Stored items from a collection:

-- Begin --

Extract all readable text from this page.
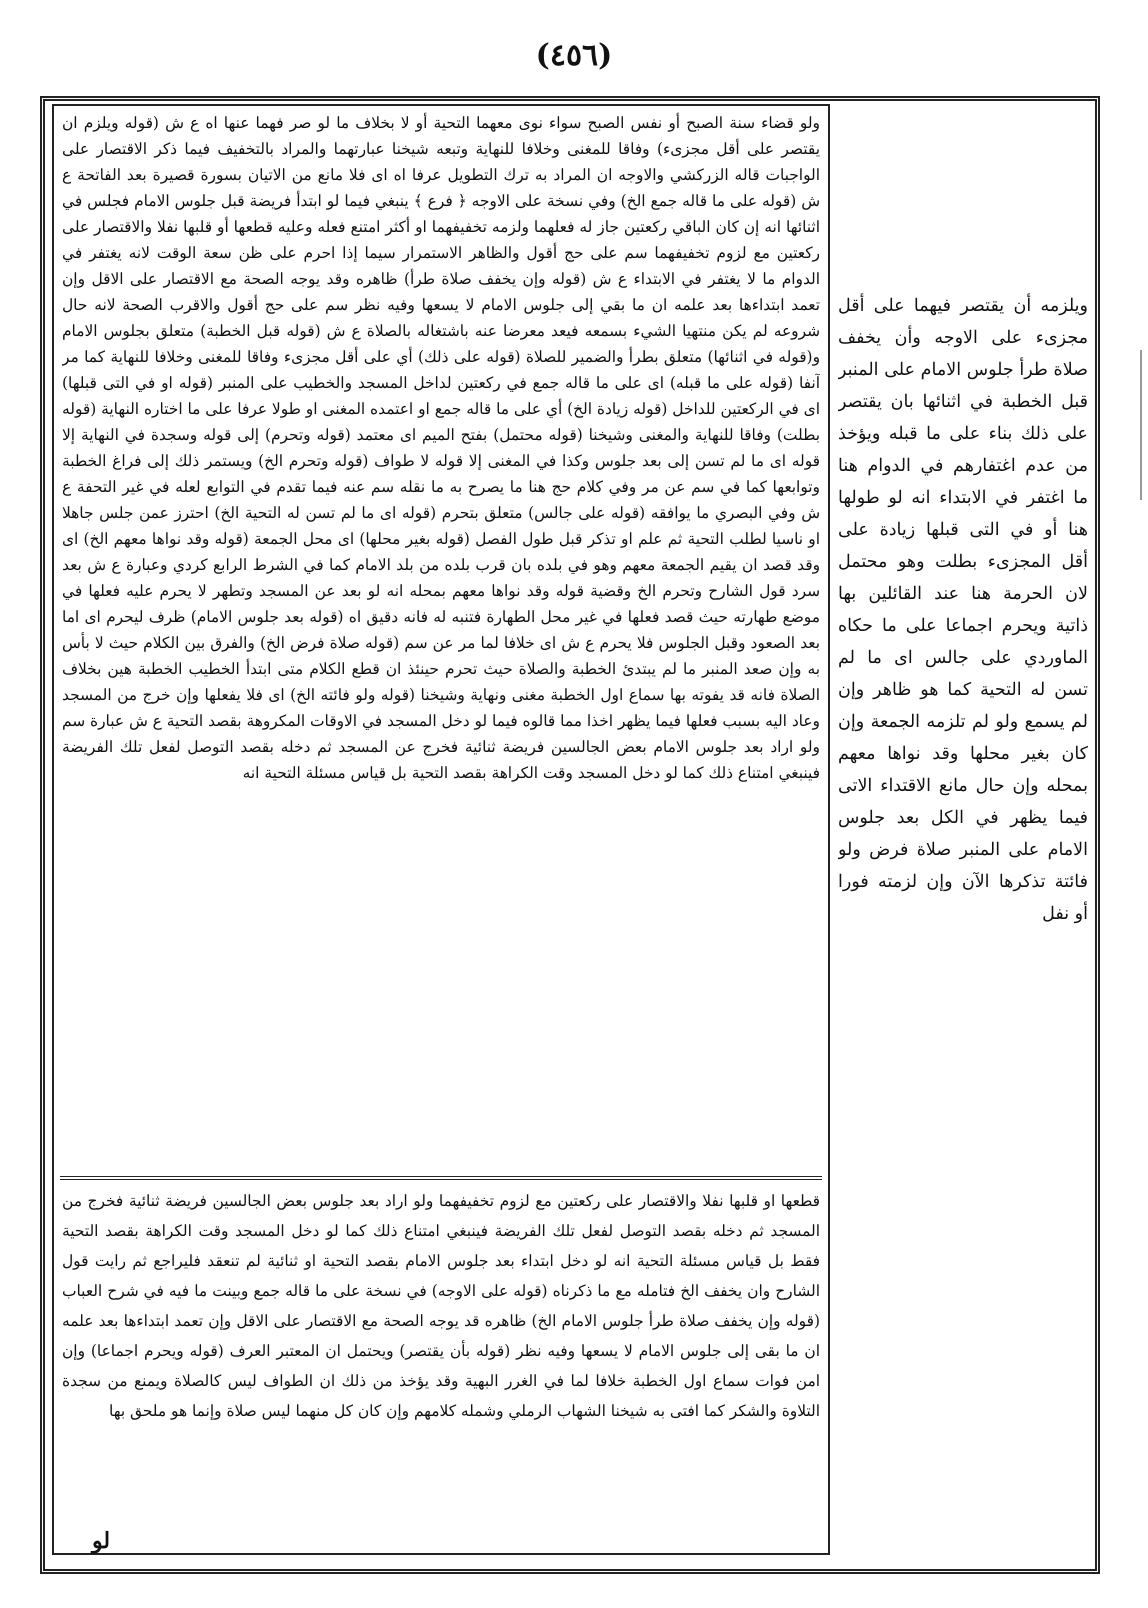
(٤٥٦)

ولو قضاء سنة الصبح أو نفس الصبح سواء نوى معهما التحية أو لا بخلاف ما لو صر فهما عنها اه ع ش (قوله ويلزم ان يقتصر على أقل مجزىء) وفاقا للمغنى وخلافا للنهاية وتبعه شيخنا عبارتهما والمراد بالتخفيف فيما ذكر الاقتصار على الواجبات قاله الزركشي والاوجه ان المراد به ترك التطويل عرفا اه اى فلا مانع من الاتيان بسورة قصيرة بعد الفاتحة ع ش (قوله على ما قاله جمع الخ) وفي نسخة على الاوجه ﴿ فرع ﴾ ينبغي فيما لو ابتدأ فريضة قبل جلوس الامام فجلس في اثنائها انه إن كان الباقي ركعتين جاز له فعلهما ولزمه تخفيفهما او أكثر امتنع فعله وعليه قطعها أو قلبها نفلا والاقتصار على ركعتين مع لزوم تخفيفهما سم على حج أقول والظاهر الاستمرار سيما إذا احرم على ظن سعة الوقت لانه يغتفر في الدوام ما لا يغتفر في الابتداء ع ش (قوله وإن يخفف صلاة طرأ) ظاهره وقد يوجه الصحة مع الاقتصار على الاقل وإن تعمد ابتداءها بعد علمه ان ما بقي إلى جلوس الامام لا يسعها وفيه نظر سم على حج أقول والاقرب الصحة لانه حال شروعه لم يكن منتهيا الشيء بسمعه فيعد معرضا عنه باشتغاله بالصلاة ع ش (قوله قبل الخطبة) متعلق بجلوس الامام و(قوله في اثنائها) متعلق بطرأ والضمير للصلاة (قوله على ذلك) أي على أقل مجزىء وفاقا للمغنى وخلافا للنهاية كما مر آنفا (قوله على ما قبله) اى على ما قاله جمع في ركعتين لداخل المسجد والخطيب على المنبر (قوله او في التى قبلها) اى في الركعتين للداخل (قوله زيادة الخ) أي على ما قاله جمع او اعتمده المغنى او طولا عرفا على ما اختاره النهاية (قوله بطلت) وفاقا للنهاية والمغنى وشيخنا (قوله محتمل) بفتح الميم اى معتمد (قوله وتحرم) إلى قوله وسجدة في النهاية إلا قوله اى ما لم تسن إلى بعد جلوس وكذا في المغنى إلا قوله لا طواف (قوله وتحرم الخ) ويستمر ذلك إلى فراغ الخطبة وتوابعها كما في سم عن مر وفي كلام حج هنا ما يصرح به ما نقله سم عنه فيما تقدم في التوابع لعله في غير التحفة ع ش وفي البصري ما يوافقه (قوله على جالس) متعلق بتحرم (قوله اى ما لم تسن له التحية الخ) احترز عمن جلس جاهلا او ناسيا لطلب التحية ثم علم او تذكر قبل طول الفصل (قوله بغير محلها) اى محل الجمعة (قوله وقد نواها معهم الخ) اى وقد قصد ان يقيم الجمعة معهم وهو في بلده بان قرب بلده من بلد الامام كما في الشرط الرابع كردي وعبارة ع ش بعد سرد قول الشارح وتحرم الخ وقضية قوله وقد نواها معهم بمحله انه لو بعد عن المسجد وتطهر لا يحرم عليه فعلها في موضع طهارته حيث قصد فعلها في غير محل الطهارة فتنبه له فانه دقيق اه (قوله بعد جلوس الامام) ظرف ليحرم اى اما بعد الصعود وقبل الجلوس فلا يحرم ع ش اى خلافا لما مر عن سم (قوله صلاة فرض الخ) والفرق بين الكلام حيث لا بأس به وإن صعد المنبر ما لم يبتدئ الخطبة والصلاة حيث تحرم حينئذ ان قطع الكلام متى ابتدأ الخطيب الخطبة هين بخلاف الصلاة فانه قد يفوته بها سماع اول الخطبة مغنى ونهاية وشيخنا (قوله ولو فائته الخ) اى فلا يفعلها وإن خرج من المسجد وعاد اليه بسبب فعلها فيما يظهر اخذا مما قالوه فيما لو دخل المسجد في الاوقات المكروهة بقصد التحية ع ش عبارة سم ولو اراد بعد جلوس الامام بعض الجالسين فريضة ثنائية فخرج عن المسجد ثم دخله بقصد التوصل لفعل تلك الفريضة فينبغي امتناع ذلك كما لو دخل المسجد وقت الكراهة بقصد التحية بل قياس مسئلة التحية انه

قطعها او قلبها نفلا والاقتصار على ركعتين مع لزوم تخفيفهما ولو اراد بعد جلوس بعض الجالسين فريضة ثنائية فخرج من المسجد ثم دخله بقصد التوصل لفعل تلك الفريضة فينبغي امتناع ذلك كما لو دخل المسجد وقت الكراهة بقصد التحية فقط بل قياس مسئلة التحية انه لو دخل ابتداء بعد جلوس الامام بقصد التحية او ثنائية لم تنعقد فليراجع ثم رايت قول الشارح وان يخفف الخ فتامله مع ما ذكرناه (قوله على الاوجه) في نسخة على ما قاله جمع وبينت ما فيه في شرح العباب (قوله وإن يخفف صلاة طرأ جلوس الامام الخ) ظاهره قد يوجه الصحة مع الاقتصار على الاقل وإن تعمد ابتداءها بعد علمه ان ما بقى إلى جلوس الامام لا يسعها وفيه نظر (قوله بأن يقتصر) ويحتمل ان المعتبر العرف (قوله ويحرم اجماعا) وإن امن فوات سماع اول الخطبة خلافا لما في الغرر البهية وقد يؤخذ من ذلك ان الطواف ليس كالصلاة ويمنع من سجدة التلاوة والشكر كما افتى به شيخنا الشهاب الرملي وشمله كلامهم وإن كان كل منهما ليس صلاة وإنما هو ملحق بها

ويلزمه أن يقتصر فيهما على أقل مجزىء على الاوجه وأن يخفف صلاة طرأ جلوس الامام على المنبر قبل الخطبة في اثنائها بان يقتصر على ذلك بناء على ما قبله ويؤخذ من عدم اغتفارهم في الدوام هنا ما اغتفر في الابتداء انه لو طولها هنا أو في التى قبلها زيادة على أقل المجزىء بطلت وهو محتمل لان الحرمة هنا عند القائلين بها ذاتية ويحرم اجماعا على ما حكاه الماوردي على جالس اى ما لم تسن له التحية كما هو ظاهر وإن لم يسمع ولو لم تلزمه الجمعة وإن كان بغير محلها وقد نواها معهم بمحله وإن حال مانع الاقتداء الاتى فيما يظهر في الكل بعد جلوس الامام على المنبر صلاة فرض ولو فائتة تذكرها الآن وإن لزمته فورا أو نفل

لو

-- End --

WHAT THE TASK ASKS: Output the lines above in full and exactly as given, omitting any pictures.

ANSWER TO THIS PROBLEM:
Extract all readable text from this page.
(٤٥٦)

ولو قضاء سنة الصبح أو نفس الصبح سواء نوى معهما التحية أو لا بخلاف ما لو صر فهما عنها اه ع ش (قوله ويلزم ان يقتصر على أقل مجزىء) وفاقا للمغنى وخلافا للنهاية وتبعه شيخنا عبارتهما والمراد بالتخفيف فيما ذكر الاقتصار على الواجبات قاله الزركشي والاوجه ان المراد به ترك التطويل عرفا اه اى فلا مانع من الاتيان بسورة قصيرة بعد الفاتحة ع ش (قوله على ما قاله جمع الخ) وفي نسخة على الاوجه ﴿ فرع ﴾ ينبغي فيما لو ابتدأ فريضة قبل جلوس الامام فجلس في اثنائها انه إن كان الباقي ركعتين جاز له فعلهما ولزمه تخفيفهما او أكثر امتنع فعله وعليه قطعها أو قلبها نفلا والاقتصار على ركعتين مع لزوم تخفيفهما سم على حج أقول والظاهر الاستمرار سيما إذا احرم على ظن سعة الوقت لانه يغتفر في الدوام ما لا يغتفر في الابتداء ع ش (قوله وإن يخفف صلاة طرأ) ظاهره وقد يوجه الصحة مع الاقتصار على الاقل وإن تعمد ابتداءها بعد علمه ان ما بقي إلى جلوس الامام لا يسعها وفيه نظر سم على حج أقول والاقرب الصحة لانه حال شروعه لم يكن منتهيا الشيء بسمعه فيعد معرضا عنه باشتغاله بالصلاة ع ش (قوله قبل الخطبة) متعلق بجلوس الامام و(قوله في اثنائها) متعلق بطرأ والضمير للصلاة (قوله على ذلك) أي على أقل مجزىء وفاقا للمغنى وخلافا للنهاية كما مر آنفا (قوله على ما قبله) اى على ما قاله جمع في ركعتين لداخل المسجد والخطيب على المنبر (قوله او في التى قبلها) اى في الركعتين للداخل (قوله زيادة الخ) أي على ما قاله جمع او اعتمده المغنى او طولا عرفا على ما اختاره النهاية (قوله بطلت) وفاقا للنهاية والمغنى وشيخنا (قوله محتمل) بفتح الميم اى معتمد (قوله وتحرم) إلى قوله وسجدة في النهاية إلا قوله اى ما لم تسن إلى بعد جلوس وكذا في المغنى إلا قوله لا طواف (قوله وتحرم الخ) ويستمر ذلك إلى فراغ الخطبة وتوابعها كما في سم عن مر وفي كلام حج هنا ما يصرح به ما نقله سم عنه فيما تقدم في التوابع لعله في غير التحفة ع ش وفي البصري ما يوافقه (قوله على جالس) متعلق بتحرم (قوله اى ما لم تسن له التحية الخ) احترز عمن جلس جاهلا او ناسيا لطلب التحية ثم علم او تذكر قبل طول الفصل (قوله بغير محلها) اى محل الجمعة (قوله وقد نواها معهم الخ) اى وقد قصد ان يقيم الجمعة معهم وهو في بلده بان قرب بلده من بلد الامام كما في الشرط الرابع كردي وعبارة ع ش بعد سرد قول الشارح وتحرم الخ وقضية قوله وقد نواها معهم بمحله انه لو بعد عن المسجد وتطهر لا يحرم عليه فعلها في موضع طهارته حيث قصد فعلها في غير محل الطهارة فتنبه له فانه دقيق اه (قوله بعد جلوس الامام) ظرف ليحرم اى اما بعد الصعود وقبل الجلوس فلا يحرم ع ش اى خلافا لما مر عن سم (قوله صلاة فرض الخ) والفرق بين الكلام حيث لا بأس به وإن صعد المنبر ما لم يبتدئ الخطبة والصلاة حيث تحرم حينئذ ان قطع الكلام متى ابتدأ الخطيب الخطبة هين بخلاف الصلاة فانه قد يفوته بها سماع اول الخطبة مغنى ونهاية وشيخنا (قوله ولو فائته الخ) اى فلا يفعلها وإن خرج من المسجد وعاد اليه بسبب فعلها فيما يظهر اخذا مما قالوه فيما لو دخل المسجد في الاوقات المكروهة بقصد التحية ع ش عبارة سم ولو اراد بعد جلوس الامام بعض الجالسين فريضة ثنائية فخرج عن المسجد ثم دخله بقصد التوصل لفعل تلك الفريضة فينبغي امتناع ذلك كما لو دخل المسجد وقت الكراهة بقصد التحية بل قياس مسئلة التحية انه

قطعها او قلبها نفلا والاقتصار على ركعتين مع لزوم تخفيفهما ولو اراد بعد جلوس بعض الجالسين فريضة ثنائية فخرج من المسجد ثم دخله بقصد التوصل لفعل تلك الفريضة فينبغي امتناع ذلك كما لو دخل المسجد وقت الكراهة بقصد التحية فقط بل قياس مسئلة التحية انه لو دخل ابتداء بعد جلوس الامام بقصد التحية او ثنائية لم تنعقد فليراجع ثم رايت قول الشارح وان يخفف الخ فتامله مع ما ذكرناه (قوله على الاوجه) في نسخة على ما قاله جمع وبينت ما فيه في شرح العباب (قوله وإن يخفف صلاة طرأ جلوس الامام الخ) ظاهره قد يوجه الصحة مع الاقتصار على الاقل وإن تعمد ابتداءها بعد علمه ان ما بقى إلى جلوس الامام لا يسعها وفيه نظر (قوله بأن يقتصر) ويحتمل ان المعتبر العرف (قوله ويحرم اجماعا) وإن امن فوات سماع اول الخطبة خلافا لما في الغرر البهية وقد يؤخذ من ذلك ان الطواف ليس كالصلاة ويمنع من سجدة التلاوة والشكر كما افتى به شيخنا الشهاب الرملي وشمله كلامهم وإن كان كل منهما ليس صلاة وإنما هو ملحق بها

ويلزمه أن يقتصر فيهما على أقل مجزىء على الاوجه وأن يخفف صلاة طرأ جلوس الامام على المنبر قبل الخطبة في اثنائها بان يقتصر على ذلك بناء على ما قبله ويؤخذ من عدم اغتفارهم في الدوام هنا ما اغتفر في الابتداء انه لو طولها هنا أو في التى قبلها زيادة على أقل المجزىء بطلت وهو محتمل لان الحرمة هنا عند القائلين بها ذاتية ويحرم اجماعا على ما حكاه الماوردي على جالس اى ما لم تسن له التحية كما هو ظاهر وإن لم يسمع ولو لم تلزمه الجمعة وإن كان بغير محلها وقد نواها معهم بمحله وإن حال مانع الاقتداء الاتى فيما يظهر في الكل بعد جلوس الامام على المنبر صلاة فرض ولو فائتة تذكرها الآن وإن لزمته فورا أو نفل

لو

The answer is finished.